TASK DATA -

◇ ◇ ◇ ◇ ◇ ◇ ◇

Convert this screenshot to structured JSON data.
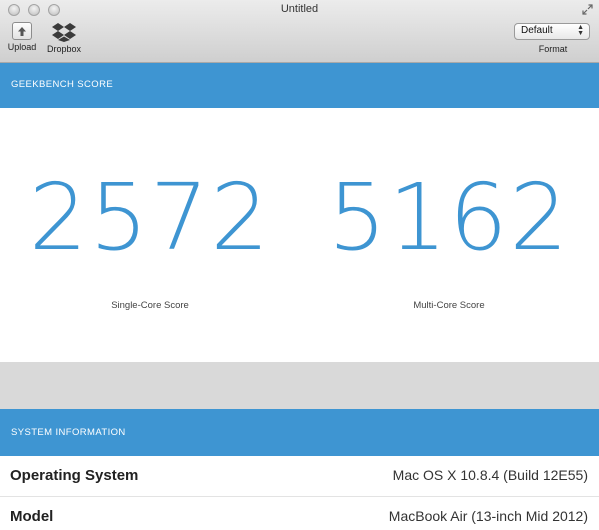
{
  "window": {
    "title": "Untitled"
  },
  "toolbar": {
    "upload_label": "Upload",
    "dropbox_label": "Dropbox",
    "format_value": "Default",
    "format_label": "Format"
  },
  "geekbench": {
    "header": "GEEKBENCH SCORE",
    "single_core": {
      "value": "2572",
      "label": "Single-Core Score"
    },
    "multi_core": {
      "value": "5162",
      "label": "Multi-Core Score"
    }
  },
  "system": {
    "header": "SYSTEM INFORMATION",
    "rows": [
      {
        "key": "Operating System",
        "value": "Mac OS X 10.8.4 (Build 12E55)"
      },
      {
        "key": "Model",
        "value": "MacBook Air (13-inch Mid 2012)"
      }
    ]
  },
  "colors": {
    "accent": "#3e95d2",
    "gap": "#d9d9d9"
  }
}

◇ ◇ ◇ ◇ ◇ ◇ ◇

PROBLEM REQUIREMENTS - Return each line exactly as written. Any picture gets left out.

SOLUTION TO THIS PROBLEM -
Convert this screenshot to structured JSON data.
{
  "window": {
    "title": "Untitled"
  },
  "toolbar": {
    "upload_label": "Upload",
    "dropbox_label": "Dropbox",
    "format_value": "Default",
    "format_label": "Format"
  },
  "geekbench": {
    "header": "GEEKBENCH SCORE",
    "single_core": {
      "value": "2572",
      "label": "Single-Core Score"
    },
    "multi_core": {
      "value": "5162",
      "label": "Multi-Core Score"
    }
  },
  "system": {
    "header": "SYSTEM INFORMATION",
    "rows": [
      {
        "key": "Operating System",
        "value": "Mac OS X 10.8.4 (Build 12E55)"
      },
      {
        "key": "Model",
        "value": "MacBook Air (13-inch Mid 2012)"
      }
    ]
  },
  "colors": {
    "accent": "#3e95d2",
    "gap": "#d9d9d9"
  }
}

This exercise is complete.